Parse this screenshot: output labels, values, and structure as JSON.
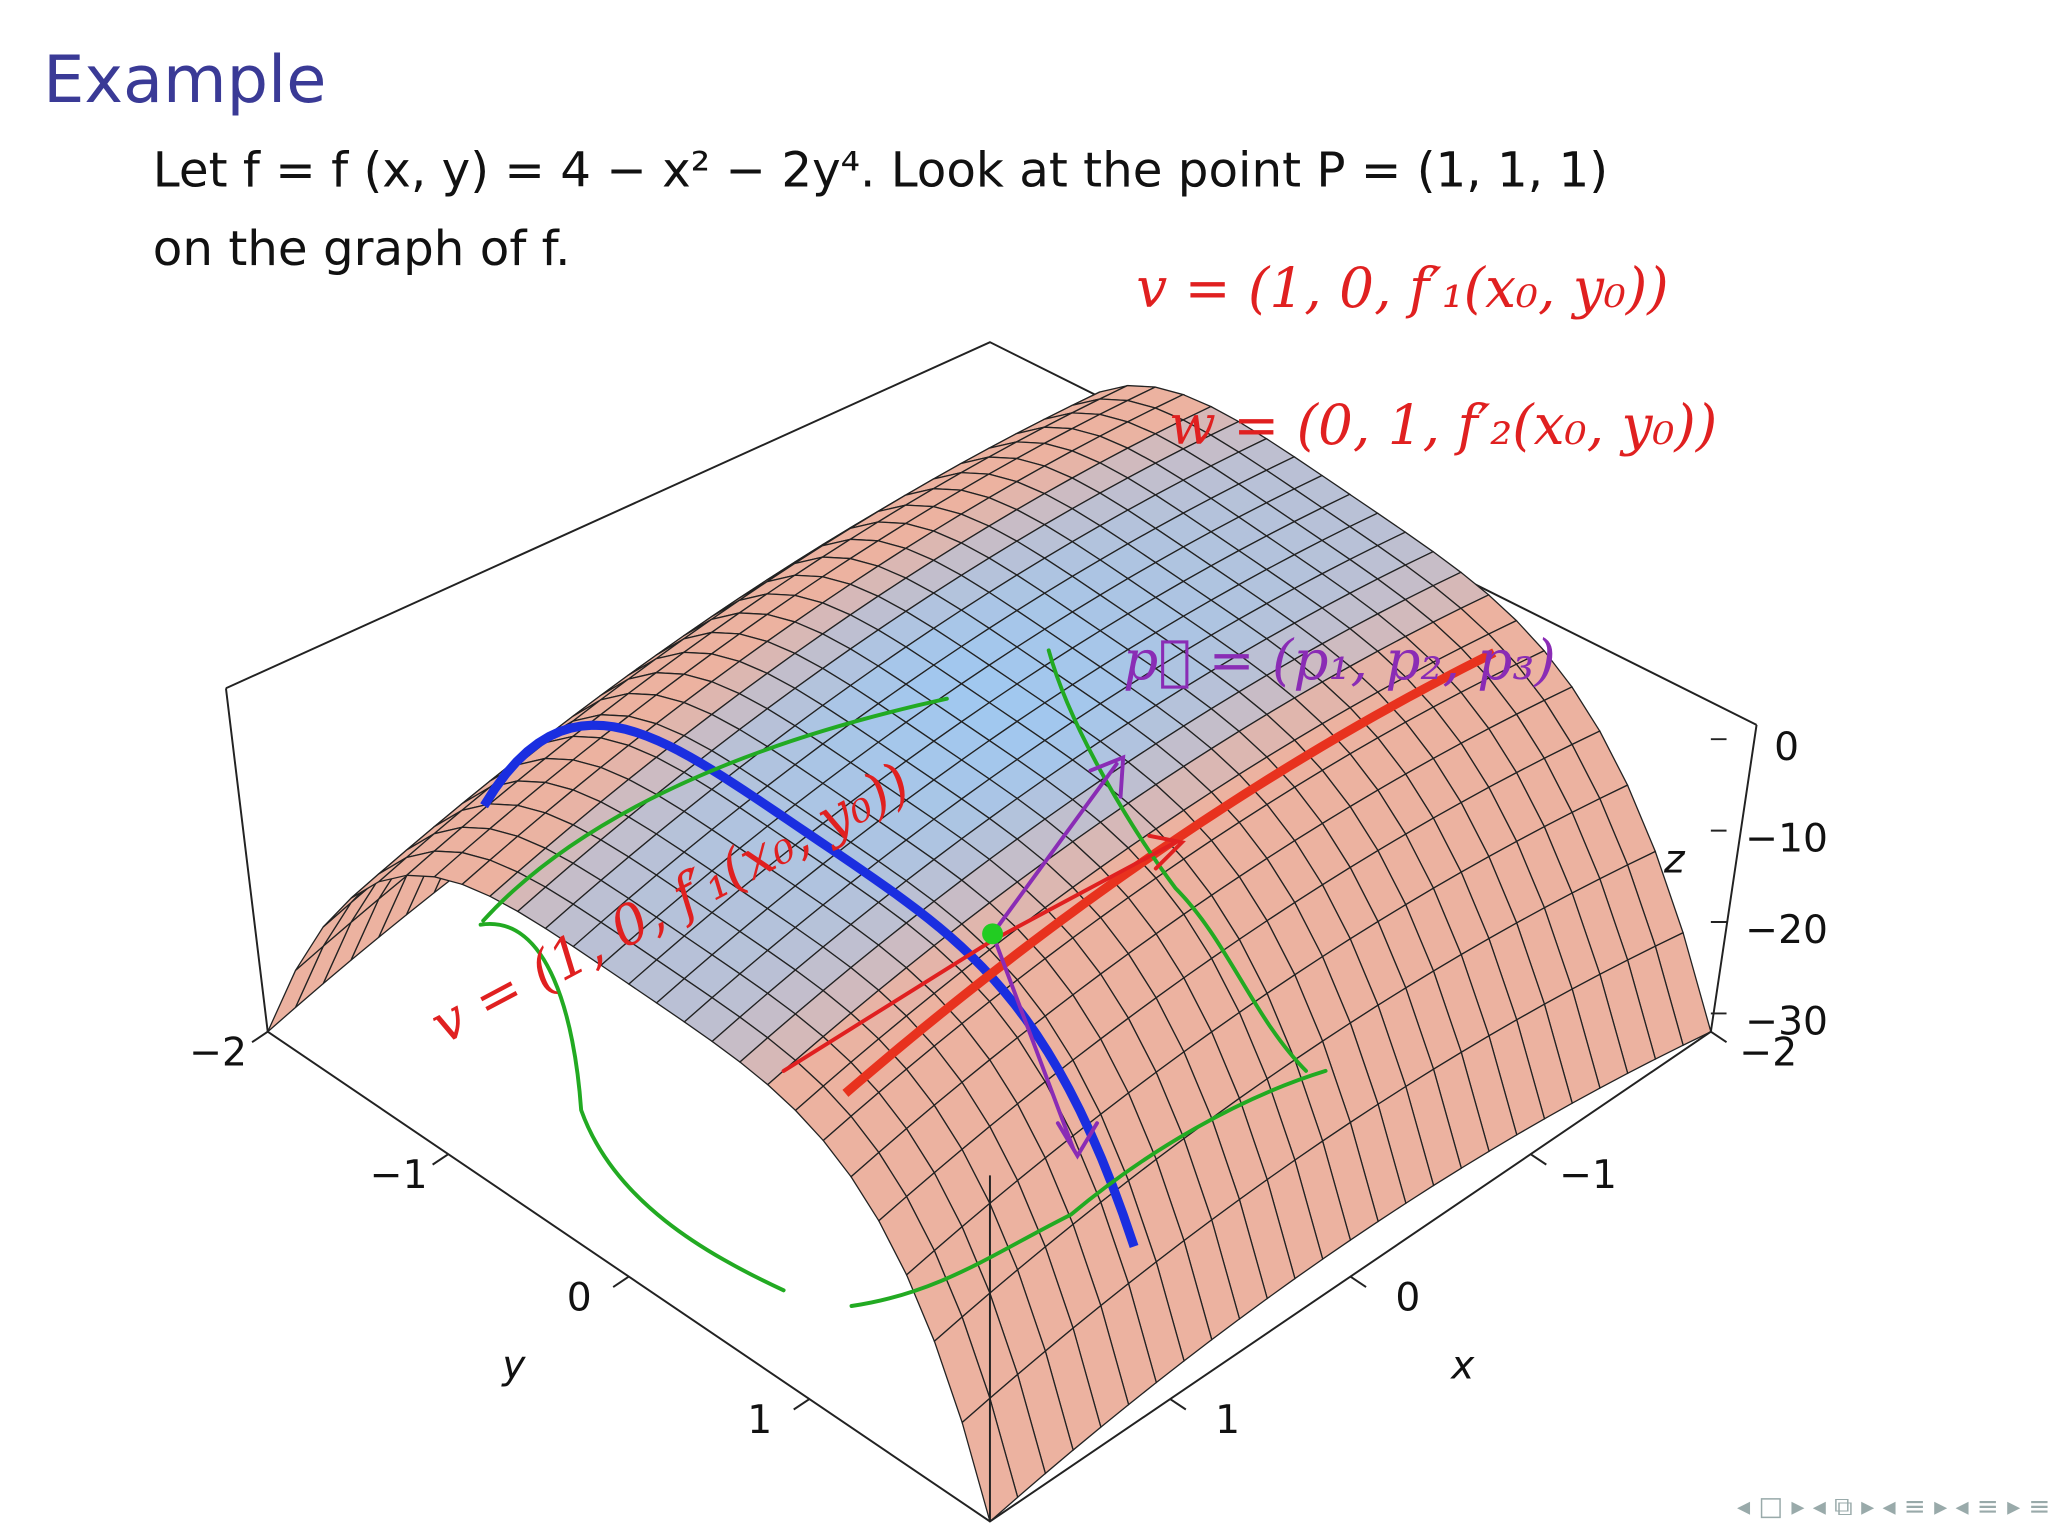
{
  "slide": {
    "title": "Example",
    "lines": [
      "Let f = f (x, y) = 4 − x² − 2y⁴. Look at the point P = (1, 1, 1)",
      "on the graph of f."
    ],
    "figure": {
      "xlabel": "x",
      "ylabel": "y",
      "zlabel": "z",
      "xticks": [
        {
          "value": -2,
          "label": "−2"
        },
        {
          "value": -1,
          "label": "−1"
        },
        0,
        1
      ],
      "yticks": [
        {
          "value": -2,
          "label": "−2"
        },
        {
          "value": -1,
          "label": "−1"
        },
        0,
        1
      ],
      "zticks": [
        0,
        {
          "value": -10,
          "label": "−10"
        },
        {
          "value": -20,
          "label": "−20"
        },
        {
          "value": -30,
          "label": "−30"
        }
      ]
    },
    "annotations": [
      "v = (1, 0, f′₁(x₀, y₀))",
      "w = (0, 1, f′₂(x₀, y₀))",
      "p⃗ = (p₁, p₂, p₃)",
      "v = (1, 0, f′₁(x₀, y₀))"
    ]
  }
}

+ + + + +

TASK
Ignore the images and quote every line of the listing exactly.

OUTPUT BELOW
Parse this screenshot: output labels, values, and structure as JSON.
{
  "slide": {
    "title": "Example",
    "lines": [
      "Let f = f (x, y) = 4 − x² − 2y⁴. Look at the point P = (1, 1, 1)",
      "on the graph of f."
    ],
    "figure": {
      "xlabel": "x",
      "ylabel": "y",
      "zlabel": "z",
      "xticks": [
        {
          "value": -2,
          "label": "−2"
        },
        {
          "value": -1,
          "label": "−1"
        },
        0,
        1
      ],
      "yticks": [
        {
          "value": -2,
          "label": "−2"
        },
        {
          "value": -1,
          "label": "−1"
        },
        0,
        1
      ],
      "zticks": [
        0,
        {
          "value": -10,
          "label": "−10"
        },
        {
          "value": -20,
          "label": "−20"
        },
        {
          "value": -30,
          "label": "−30"
        }
      ]
    },
    "annotations": [
      "v = (1, 0, f′₁(x₀, y₀))",
      "w = (0, 1, f′₂(x₀, y₀))",
      "p⃗ = (p₁, p₂, p₃)",
      "v = (1, 0, f′₁(x₀, y₀))"
    ]
  }
}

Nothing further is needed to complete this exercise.